Search the material for the string "Estradiol" and copy each line where it occurs.
[Begin Provided information]
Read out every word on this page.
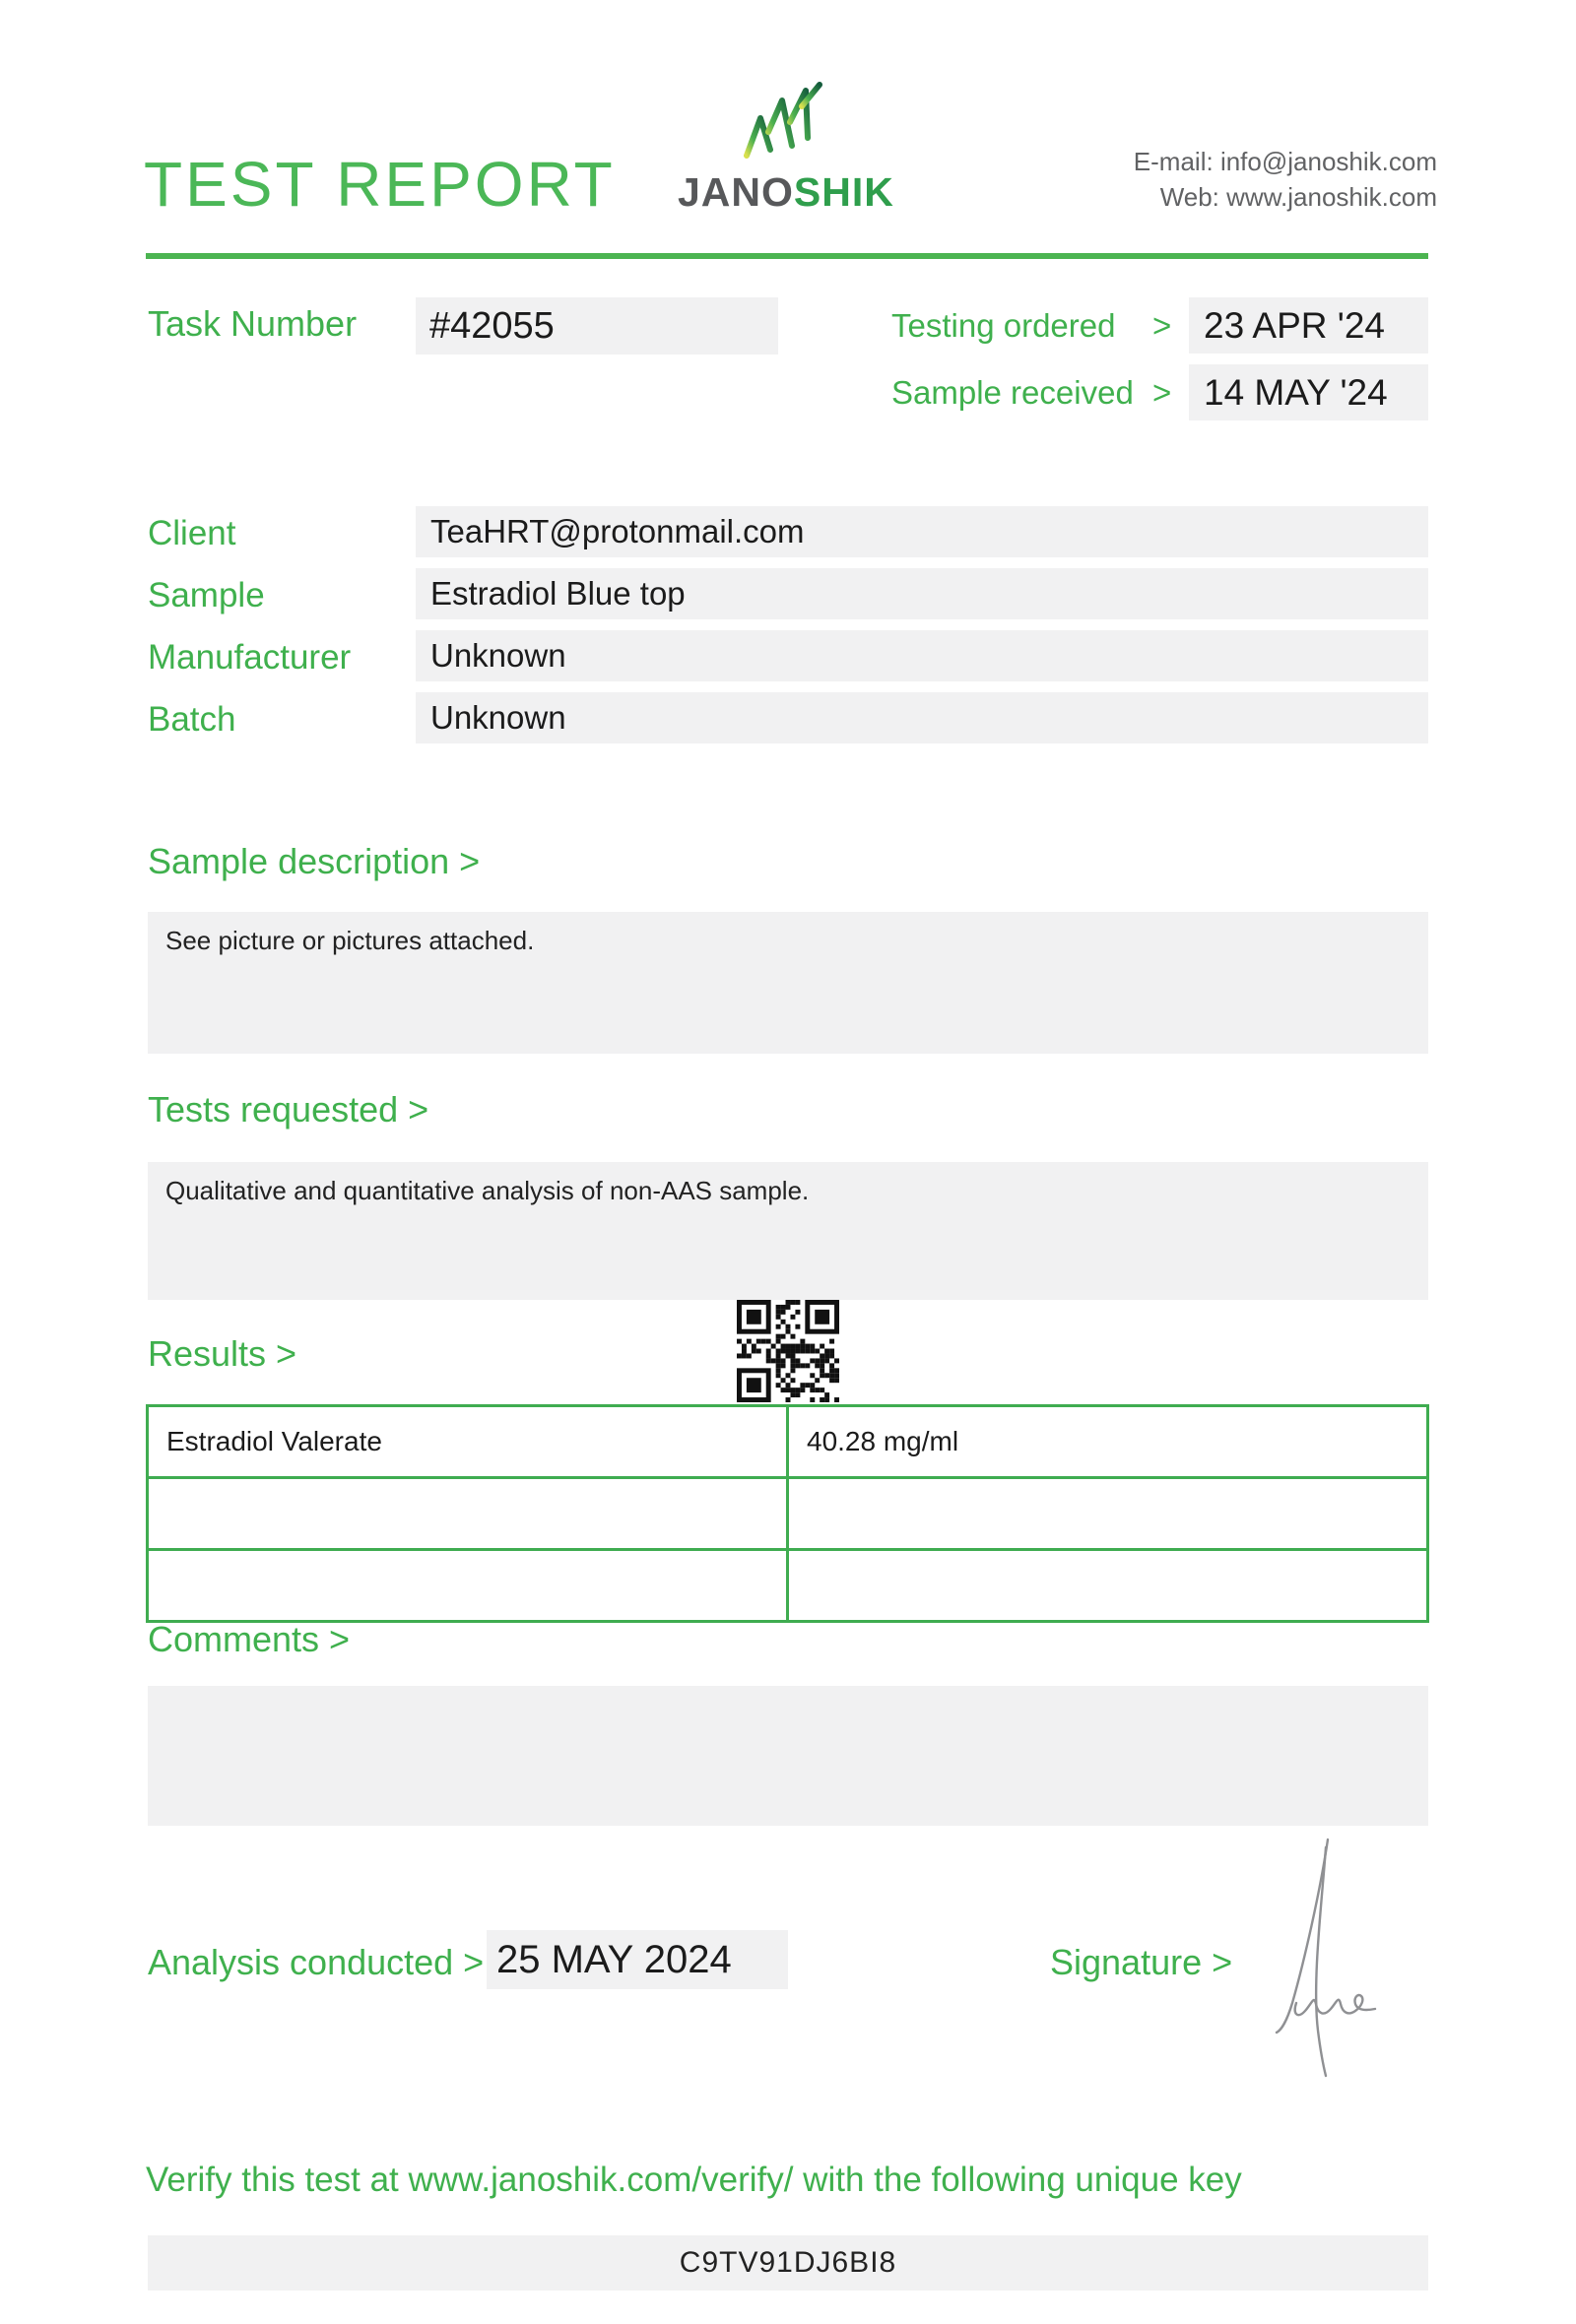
TEST REPORT JANOSHIK
E-mail: info@janoshik.com
Web: www.janoshik.com
Task Number	#42055	Testing ordered > 23 APR '24
Sample received > 14 MAY '24
Client	TeaHRT@protonmail.com
Sample	Estradiol Blue top
Manufacturer	Unknown
Batch	Unknown
Sample description >
See picture or pictures attached.
Tests requested >
Qualitative and quantitative analysis of non-AAS sample.
Results >
Estradiol Valerate	40.28 mg/ml

Comments >
Analysis conducted > 25 MAY 2024	Signature >
Verify this test at www.janoshik.com/verify/ with the following unique key
C9TV91DJ6BI8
[End Provided information]
=== Task output ===
Sample	Estradiol Blue top
Estradiol Valerate	40.28 mg/ml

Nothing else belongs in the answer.